__AIM__
Write out word for word the lines below, starting with the line that contains "Identify all the" and going on through the line that contains "paragraph-text: 包括待就业、不就业拟升学、其他暂不就业。 xyxy=(166,646,383,660)".

--- Begin EXTRACTED DATA ---

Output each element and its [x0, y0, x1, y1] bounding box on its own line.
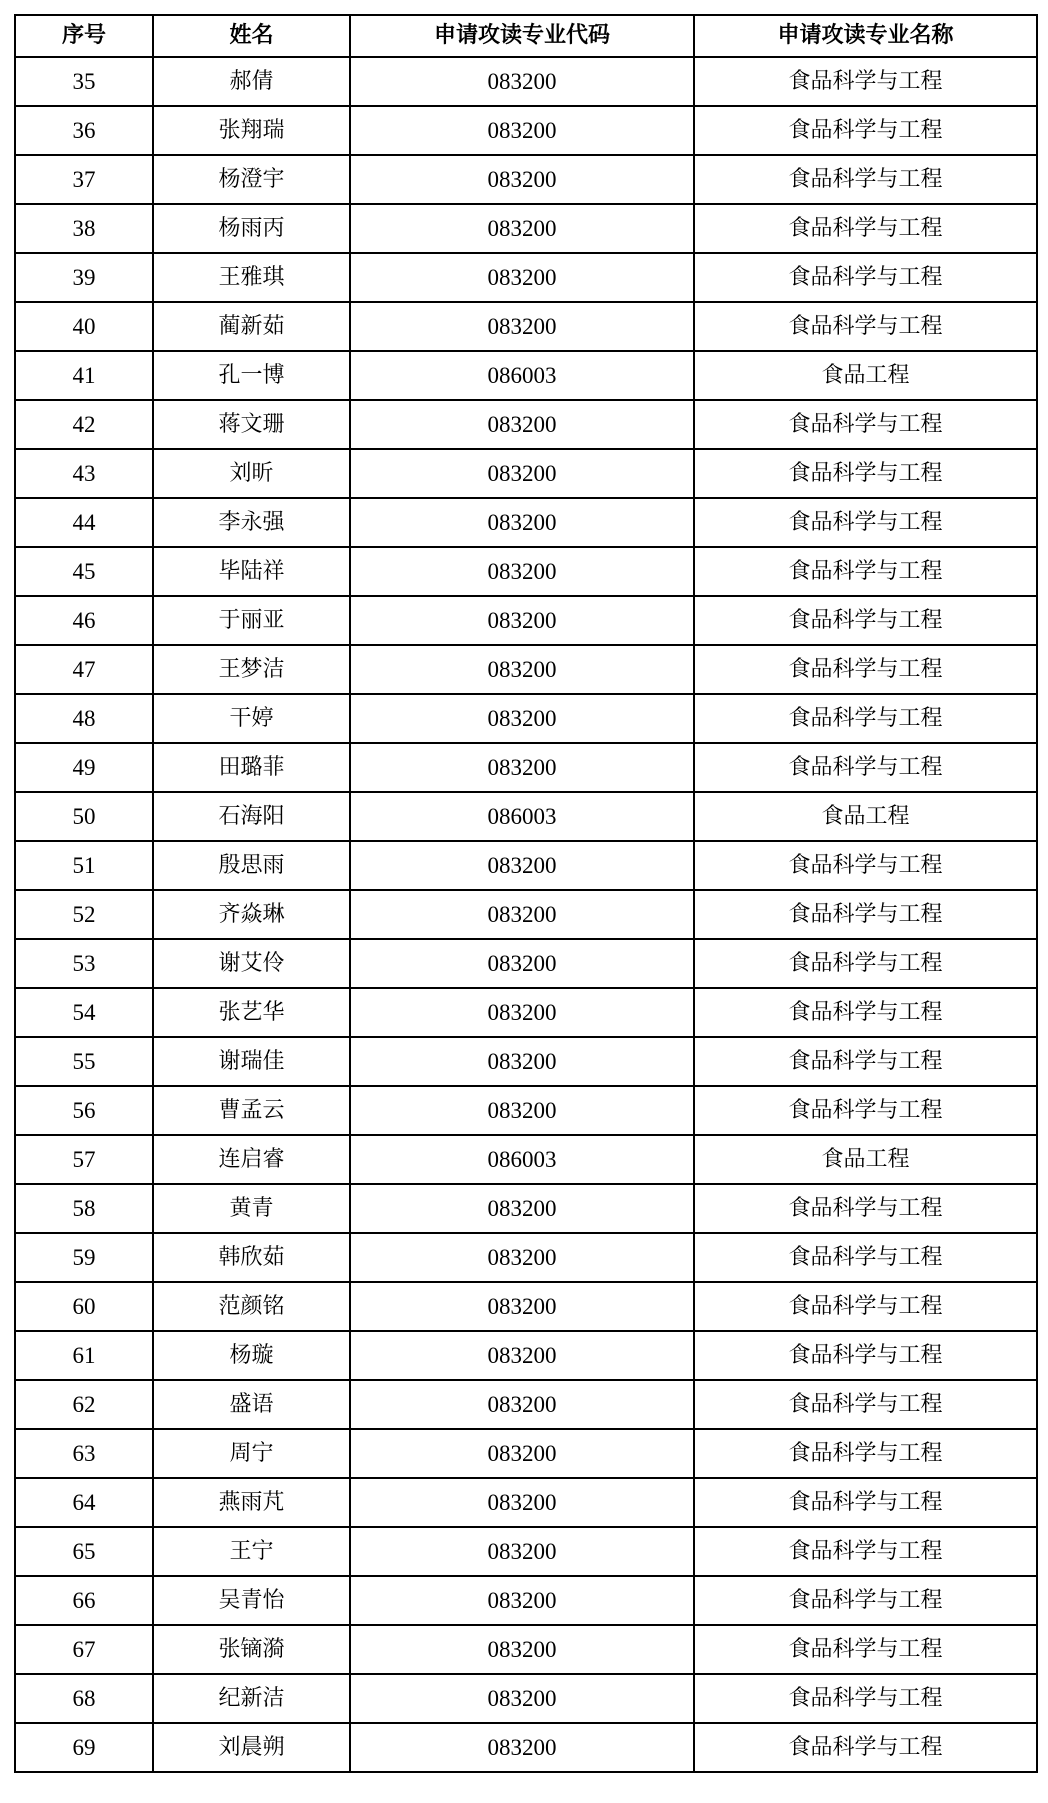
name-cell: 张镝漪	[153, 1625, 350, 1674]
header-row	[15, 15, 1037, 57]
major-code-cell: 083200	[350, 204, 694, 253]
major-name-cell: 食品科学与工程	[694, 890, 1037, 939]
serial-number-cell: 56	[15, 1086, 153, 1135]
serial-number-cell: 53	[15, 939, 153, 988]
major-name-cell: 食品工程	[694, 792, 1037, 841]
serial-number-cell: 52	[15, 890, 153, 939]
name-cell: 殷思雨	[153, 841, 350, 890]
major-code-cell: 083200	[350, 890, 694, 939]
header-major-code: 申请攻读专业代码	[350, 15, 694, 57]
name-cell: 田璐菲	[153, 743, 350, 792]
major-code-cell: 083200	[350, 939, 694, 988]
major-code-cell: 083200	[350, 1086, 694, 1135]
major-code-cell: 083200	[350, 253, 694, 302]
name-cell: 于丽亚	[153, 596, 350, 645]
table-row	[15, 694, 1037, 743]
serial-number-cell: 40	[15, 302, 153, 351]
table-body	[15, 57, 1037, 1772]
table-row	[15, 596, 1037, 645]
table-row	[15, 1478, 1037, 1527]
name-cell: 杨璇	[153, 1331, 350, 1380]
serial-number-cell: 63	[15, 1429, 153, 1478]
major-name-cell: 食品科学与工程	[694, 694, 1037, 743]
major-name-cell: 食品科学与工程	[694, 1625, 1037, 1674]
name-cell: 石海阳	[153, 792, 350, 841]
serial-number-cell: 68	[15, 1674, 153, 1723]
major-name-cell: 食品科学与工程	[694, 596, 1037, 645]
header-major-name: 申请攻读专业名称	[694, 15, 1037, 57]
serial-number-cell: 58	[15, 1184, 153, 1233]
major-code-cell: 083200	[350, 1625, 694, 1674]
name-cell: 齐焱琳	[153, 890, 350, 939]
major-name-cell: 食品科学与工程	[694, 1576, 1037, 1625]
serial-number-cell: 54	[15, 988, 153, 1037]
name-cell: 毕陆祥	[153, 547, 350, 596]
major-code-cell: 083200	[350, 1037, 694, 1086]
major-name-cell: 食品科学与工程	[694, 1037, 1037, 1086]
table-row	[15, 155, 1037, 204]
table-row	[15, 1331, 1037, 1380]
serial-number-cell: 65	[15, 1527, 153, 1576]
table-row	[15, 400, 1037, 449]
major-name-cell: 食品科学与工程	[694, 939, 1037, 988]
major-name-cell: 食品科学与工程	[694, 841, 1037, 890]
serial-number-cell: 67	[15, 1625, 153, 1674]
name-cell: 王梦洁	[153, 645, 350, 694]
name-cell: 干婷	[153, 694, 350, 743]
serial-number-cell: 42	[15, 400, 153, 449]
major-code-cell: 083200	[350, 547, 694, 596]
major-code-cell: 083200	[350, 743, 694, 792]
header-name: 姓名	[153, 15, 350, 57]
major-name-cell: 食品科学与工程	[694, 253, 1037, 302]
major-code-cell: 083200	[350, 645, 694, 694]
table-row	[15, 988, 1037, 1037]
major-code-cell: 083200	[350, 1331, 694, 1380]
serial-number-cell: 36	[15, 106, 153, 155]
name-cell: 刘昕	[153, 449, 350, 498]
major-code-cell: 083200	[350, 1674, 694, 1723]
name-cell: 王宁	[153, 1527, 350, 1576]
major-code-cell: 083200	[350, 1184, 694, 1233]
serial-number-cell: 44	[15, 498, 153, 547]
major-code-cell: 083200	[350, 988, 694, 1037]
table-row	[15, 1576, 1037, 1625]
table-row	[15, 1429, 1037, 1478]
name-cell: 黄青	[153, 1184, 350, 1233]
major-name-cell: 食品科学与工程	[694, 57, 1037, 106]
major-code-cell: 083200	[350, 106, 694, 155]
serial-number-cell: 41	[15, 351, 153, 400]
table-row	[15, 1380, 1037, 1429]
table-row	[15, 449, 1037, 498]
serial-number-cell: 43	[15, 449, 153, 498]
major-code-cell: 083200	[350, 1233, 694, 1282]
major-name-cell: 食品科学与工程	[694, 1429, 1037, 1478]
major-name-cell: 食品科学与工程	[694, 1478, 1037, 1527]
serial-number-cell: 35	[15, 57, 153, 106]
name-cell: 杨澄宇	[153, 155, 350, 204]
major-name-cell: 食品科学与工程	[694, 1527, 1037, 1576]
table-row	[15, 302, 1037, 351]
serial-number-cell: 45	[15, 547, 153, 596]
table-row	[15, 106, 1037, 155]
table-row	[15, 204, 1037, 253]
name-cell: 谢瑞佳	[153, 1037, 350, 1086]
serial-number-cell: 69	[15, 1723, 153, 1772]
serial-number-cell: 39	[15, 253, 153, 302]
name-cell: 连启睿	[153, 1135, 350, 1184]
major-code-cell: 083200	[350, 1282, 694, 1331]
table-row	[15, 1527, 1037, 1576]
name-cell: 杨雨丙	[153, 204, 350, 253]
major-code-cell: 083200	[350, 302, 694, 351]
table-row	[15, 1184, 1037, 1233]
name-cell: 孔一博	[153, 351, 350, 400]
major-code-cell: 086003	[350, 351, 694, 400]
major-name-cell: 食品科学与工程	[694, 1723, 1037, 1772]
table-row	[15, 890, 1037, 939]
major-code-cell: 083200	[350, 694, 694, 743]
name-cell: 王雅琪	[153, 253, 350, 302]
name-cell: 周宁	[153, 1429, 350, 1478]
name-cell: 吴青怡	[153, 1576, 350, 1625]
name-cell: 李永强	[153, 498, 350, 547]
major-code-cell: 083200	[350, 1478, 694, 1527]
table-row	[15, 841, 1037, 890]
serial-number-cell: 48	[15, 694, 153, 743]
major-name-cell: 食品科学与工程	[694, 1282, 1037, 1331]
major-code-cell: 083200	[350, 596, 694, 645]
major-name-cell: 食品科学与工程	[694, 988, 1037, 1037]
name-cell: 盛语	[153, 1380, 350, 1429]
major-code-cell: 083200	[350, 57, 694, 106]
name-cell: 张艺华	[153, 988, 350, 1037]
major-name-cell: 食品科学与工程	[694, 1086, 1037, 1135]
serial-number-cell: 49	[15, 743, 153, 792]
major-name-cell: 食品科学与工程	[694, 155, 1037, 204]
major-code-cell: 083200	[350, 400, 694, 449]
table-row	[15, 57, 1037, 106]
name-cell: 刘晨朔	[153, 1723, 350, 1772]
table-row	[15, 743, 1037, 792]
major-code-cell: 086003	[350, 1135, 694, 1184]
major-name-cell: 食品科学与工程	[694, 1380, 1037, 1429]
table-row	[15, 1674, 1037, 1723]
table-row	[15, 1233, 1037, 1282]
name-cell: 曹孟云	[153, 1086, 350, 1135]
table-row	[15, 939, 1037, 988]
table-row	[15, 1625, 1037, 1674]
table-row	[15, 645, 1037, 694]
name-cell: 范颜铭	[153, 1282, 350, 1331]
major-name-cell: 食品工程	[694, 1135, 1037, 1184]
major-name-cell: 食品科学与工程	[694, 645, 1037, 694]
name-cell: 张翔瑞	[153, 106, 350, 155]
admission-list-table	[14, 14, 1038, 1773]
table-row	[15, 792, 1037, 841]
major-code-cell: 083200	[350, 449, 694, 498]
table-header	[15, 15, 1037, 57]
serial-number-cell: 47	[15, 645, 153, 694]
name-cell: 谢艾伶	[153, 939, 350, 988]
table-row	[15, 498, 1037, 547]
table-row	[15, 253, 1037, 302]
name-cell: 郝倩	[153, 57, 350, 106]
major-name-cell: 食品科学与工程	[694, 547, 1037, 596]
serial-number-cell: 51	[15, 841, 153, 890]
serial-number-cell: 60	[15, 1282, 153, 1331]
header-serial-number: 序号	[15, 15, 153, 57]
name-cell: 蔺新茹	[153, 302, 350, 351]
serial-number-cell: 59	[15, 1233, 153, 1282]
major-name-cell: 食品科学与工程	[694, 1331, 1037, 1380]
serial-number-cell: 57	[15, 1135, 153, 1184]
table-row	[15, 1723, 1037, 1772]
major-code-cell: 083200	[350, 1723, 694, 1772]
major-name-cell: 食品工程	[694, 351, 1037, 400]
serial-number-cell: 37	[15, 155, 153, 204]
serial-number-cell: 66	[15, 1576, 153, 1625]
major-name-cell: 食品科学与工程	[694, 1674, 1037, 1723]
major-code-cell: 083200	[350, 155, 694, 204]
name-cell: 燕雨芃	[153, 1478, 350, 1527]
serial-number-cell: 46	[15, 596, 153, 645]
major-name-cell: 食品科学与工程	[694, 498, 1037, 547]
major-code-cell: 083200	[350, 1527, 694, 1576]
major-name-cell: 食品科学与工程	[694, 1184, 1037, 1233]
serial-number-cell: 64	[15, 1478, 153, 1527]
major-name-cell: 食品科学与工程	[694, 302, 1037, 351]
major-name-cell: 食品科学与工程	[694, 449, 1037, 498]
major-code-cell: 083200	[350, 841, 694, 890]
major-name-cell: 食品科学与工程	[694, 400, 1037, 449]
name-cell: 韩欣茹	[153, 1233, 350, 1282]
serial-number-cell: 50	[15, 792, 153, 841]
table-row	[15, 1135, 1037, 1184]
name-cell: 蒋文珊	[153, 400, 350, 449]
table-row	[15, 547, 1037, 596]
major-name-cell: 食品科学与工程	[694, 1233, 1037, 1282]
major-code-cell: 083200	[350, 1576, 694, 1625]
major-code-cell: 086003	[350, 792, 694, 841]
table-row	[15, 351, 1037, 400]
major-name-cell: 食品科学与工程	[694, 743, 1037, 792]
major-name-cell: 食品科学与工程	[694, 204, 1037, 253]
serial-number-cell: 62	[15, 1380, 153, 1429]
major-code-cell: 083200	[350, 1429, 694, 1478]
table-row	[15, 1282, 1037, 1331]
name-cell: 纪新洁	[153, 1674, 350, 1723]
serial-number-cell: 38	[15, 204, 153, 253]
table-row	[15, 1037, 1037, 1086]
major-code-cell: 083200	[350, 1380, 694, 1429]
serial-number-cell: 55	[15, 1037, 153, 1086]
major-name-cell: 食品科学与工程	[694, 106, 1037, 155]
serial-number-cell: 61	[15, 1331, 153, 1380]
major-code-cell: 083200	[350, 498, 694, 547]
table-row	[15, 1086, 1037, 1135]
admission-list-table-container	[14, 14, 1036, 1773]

--- End EXTRACTED DATA ---
--- Begin EXTRACTED DATA ---

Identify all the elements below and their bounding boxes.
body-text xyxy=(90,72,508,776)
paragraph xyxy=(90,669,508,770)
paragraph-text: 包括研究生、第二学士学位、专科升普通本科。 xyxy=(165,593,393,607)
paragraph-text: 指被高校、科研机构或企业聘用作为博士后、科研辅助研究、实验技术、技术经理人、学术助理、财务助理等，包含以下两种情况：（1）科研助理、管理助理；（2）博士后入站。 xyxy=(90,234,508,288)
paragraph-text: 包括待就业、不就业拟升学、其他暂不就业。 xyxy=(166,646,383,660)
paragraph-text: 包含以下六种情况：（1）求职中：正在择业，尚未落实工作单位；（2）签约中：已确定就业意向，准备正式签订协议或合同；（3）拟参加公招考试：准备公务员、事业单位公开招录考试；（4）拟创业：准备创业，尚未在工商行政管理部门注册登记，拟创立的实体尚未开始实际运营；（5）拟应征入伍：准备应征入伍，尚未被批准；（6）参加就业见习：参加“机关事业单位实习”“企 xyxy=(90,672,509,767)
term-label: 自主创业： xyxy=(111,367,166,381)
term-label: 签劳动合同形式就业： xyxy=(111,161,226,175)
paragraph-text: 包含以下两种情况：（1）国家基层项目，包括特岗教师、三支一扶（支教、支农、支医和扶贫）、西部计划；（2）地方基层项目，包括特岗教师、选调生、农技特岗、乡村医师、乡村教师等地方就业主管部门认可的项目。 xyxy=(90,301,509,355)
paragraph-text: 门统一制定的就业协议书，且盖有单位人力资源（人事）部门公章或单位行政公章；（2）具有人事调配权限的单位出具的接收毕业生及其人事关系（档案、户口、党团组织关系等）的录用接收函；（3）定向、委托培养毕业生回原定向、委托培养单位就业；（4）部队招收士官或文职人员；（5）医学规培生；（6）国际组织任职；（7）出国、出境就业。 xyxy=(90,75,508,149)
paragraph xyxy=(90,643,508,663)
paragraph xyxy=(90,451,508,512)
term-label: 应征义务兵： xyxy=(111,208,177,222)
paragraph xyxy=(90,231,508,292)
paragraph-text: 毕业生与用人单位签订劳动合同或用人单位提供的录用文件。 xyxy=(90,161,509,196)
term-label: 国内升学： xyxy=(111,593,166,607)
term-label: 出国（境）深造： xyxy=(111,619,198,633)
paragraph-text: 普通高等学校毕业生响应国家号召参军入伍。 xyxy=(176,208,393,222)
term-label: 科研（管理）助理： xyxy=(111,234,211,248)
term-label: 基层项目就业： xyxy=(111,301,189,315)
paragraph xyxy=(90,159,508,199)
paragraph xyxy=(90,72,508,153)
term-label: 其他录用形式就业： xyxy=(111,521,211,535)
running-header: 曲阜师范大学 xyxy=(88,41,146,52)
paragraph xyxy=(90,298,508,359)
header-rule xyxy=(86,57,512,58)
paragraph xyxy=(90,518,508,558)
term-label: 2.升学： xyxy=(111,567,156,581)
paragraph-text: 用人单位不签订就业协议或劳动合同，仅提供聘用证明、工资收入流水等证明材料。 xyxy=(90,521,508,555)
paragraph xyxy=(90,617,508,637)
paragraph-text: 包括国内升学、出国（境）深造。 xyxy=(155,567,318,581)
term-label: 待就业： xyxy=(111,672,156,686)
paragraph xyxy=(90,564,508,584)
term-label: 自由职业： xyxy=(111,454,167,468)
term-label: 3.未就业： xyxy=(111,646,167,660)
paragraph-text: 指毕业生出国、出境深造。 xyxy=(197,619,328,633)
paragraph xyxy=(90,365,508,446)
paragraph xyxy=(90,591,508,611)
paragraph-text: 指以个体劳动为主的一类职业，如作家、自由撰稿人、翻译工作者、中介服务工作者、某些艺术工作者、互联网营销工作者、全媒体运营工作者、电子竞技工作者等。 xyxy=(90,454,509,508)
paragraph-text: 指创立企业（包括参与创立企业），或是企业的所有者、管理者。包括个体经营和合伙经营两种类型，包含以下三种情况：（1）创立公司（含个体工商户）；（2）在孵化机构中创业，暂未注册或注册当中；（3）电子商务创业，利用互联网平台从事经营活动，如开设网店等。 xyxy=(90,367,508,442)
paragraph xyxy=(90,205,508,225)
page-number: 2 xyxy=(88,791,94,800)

--- End EXTRACTED DATA ---
--- Begin EXTRACTED DATA ---

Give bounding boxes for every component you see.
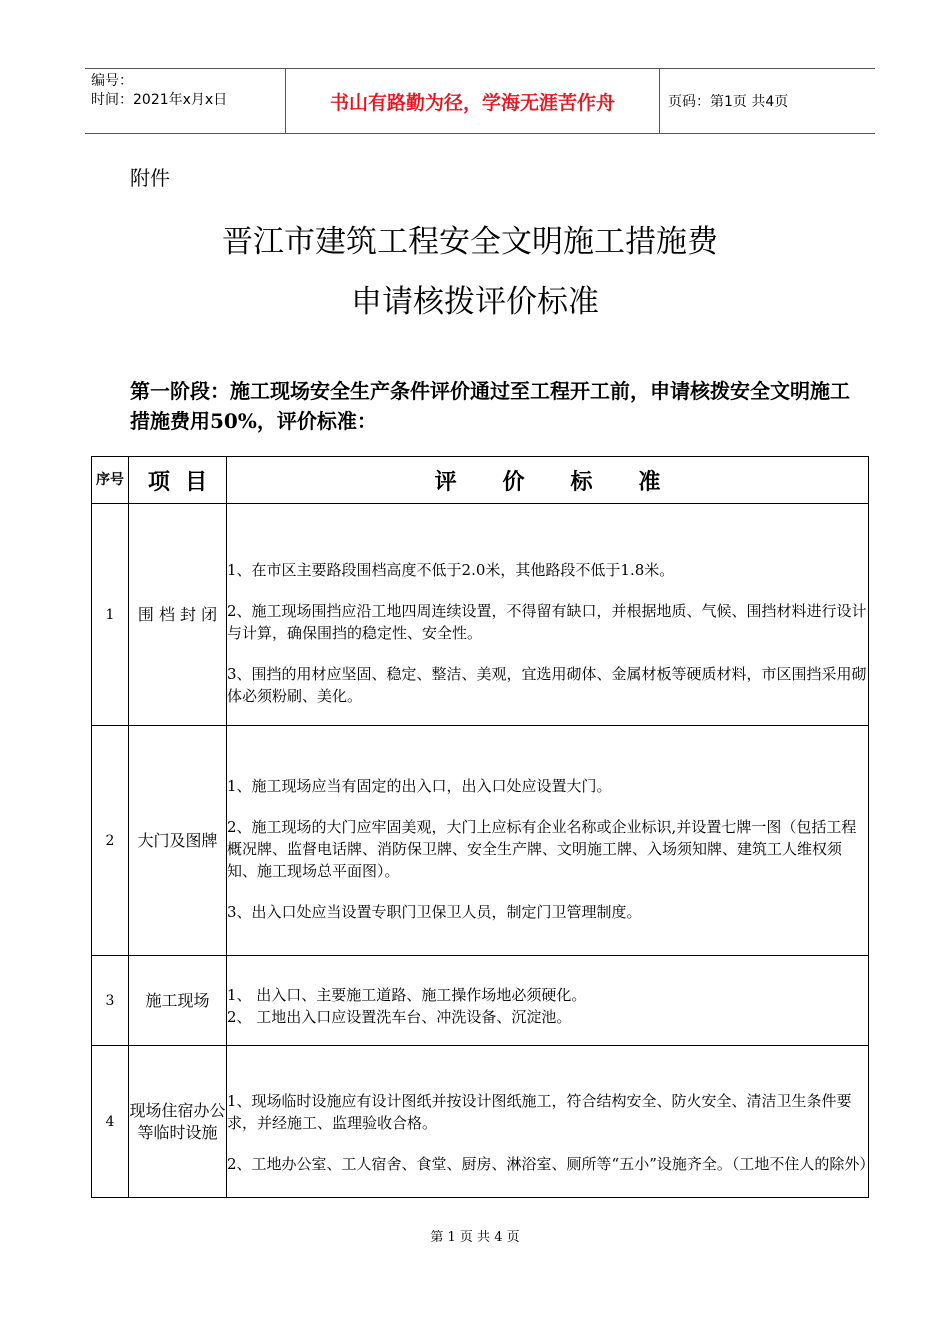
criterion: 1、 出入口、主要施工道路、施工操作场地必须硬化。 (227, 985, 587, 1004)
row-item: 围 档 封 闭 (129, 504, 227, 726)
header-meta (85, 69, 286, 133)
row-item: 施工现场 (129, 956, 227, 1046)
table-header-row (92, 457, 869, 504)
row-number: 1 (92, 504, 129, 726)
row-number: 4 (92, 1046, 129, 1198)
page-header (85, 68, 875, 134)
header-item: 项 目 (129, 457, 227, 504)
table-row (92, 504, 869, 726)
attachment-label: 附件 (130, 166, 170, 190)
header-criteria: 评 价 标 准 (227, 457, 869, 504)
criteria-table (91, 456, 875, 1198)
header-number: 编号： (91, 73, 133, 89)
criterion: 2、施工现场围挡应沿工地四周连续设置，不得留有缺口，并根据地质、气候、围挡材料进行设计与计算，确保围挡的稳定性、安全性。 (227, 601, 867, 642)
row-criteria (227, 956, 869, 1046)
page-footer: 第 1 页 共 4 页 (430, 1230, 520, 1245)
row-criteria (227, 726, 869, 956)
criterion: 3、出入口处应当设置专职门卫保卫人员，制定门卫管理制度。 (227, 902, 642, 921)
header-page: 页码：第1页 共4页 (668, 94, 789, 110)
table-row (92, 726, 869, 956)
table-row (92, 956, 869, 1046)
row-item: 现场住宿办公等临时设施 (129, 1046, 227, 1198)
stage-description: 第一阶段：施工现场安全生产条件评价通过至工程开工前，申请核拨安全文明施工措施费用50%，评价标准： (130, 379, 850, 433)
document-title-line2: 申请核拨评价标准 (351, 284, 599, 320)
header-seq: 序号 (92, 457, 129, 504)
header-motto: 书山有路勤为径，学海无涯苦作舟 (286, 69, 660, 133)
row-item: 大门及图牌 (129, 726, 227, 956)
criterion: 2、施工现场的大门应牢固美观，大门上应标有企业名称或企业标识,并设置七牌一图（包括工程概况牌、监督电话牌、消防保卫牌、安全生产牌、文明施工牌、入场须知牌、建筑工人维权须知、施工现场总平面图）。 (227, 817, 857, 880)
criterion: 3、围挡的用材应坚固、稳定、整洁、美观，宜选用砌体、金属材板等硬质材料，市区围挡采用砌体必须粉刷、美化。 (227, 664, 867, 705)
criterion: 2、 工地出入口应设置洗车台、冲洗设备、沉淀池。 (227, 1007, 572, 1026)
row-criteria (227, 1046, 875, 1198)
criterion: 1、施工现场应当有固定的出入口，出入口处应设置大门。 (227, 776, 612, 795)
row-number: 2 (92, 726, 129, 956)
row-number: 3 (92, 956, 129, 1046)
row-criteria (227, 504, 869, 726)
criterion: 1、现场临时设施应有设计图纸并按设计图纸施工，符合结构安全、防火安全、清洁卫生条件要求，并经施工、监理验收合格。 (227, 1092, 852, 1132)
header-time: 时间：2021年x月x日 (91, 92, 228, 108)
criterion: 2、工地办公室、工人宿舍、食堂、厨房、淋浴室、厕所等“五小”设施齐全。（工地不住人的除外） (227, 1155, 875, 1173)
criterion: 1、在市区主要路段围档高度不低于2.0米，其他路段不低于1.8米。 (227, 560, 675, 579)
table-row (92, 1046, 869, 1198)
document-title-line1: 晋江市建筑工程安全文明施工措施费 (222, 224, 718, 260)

--- End EXTRACTED DATA ---

__CORRECT ANSWER__
Identify all the elements below and their bounding boxes.
body-text xyxy=(90,72,508,776)
paragraph xyxy=(90,669,508,770)
paragraph-text: 包括研究生、第二学士学位、专科升普通本科。 xyxy=(165,593,393,607)
paragraph-text: 指被高校、科研机构或企业聘用作为博士后、科研辅助研究、实验技术、技术经理人、学术助理、财务助理等，包含以下两种情况：（1）科研助理、管理助理；（2）博士后入站。 xyxy=(90,234,508,288)
paragraph-text: 包括待就业、不就业拟升学、其他暂不就业。 xyxy=(166,646,383,660)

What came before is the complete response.